▸ **Stored data**:
==*==
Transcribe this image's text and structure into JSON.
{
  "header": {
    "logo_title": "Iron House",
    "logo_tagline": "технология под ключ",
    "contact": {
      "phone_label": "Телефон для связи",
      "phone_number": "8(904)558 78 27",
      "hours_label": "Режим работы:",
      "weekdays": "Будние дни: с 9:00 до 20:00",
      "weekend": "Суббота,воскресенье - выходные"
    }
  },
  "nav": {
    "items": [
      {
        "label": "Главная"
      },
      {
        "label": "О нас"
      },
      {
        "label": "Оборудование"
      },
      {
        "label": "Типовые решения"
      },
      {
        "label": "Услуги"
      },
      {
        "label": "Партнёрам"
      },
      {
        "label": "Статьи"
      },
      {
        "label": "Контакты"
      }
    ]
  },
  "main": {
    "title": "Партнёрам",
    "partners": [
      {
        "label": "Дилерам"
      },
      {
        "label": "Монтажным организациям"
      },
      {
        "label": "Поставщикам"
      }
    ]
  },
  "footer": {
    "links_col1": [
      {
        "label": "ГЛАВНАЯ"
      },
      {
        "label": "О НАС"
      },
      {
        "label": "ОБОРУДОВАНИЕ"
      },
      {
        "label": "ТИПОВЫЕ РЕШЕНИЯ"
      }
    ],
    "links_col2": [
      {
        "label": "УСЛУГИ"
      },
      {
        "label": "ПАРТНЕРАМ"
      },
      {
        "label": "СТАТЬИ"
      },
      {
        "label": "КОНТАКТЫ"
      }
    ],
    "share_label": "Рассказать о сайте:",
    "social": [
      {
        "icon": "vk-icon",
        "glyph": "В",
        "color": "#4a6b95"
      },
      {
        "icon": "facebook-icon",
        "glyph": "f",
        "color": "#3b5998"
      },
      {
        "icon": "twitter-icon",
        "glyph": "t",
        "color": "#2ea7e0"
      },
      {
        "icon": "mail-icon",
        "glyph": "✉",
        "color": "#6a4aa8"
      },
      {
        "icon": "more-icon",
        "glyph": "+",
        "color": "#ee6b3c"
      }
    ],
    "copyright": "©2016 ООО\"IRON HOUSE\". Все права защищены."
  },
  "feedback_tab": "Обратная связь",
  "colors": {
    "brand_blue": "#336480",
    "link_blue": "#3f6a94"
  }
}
==*==
▸ **GIVEN EXERCISE**:
Set down the entries above again, word for word.

▸ **OUTPUT OF THE EXERCISE**:
Transcribe this image's text and structure into JSON.
{
  "header": {
    "logo_title": "Iron House",
    "logo_tagline": "технология под ключ",
    "contact": {
      "phone_label": "Телефон для связи",
      "phone_number": "8(904)558 78 27",
      "hours_label": "Режим работы:",
      "weekdays": "Будние дни: с 9:00 до 20:00",
      "weekend": "Суббота,воскресенье - выходные"
    }
  },
  "nav": {
    "items": [
      {
        "label": "Главная"
      },
      {
        "label": "О нас"
      },
      {
        "label": "Оборудование"
      },
      {
        "label": "Типовые решения"
      },
      {
        "label": "Услуги"
      },
      {
        "label": "Партнёрам"
      },
      {
        "label": "Статьи"
      },
      {
        "label": "Контакты"
      }
    ]
  },
  "main": {
    "title": "Партнёрам",
    "partners": [
      {
        "label": "Дилерам"
      },
      {
        "label": "Монтажным организациям"
      },
      {
        "label": "Поставщикам"
      }
    ]
  },
  "footer": {
    "links_col1": [
      {
        "label": "ГЛАВНАЯ"
      },
      {
        "label": "О НАС"
      },
      {
        "label": "ОБОРУДОВАНИЕ"
      },
      {
        "label": "ТИПОВЫЕ РЕШЕНИЯ"
      }
    ],
    "links_col2": [
      {
        "label": "УСЛУГИ"
      },
      {
        "label": "ПАРТНЕРАМ"
      },
      {
        "label": "СТАТЬИ"
      },
      {
        "label": "КОНТАКТЫ"
      }
    ],
    "share_label": "Рассказать о сайте:",
    "social": [
      {
        "icon": "vk-icon",
        "glyph": "В",
        "color": "#4a6b95"
      },
      {
        "icon": "facebook-icon",
        "glyph": "f",
        "color": "#3b5998"
      },
      {
        "icon": "twitter-icon",
        "glyph": "t",
        "color": "#2ea7e0"
      },
      {
        "icon": "mail-icon",
        "glyph": "✉",
        "color": "#6a4aa8"
      },
      {
        "icon": "more-icon",
        "glyph": "+",
        "color": "#ee6b3c"
      }
    ],
    "copyright": "©2016 ООО\"IRON HOUSE\". Все права защищены."
  },
  "feedback_tab": "Обратная связь",
  "colors": {
    "brand_blue": "#336480",
    "link_blue": "#3f6a94"
  }
}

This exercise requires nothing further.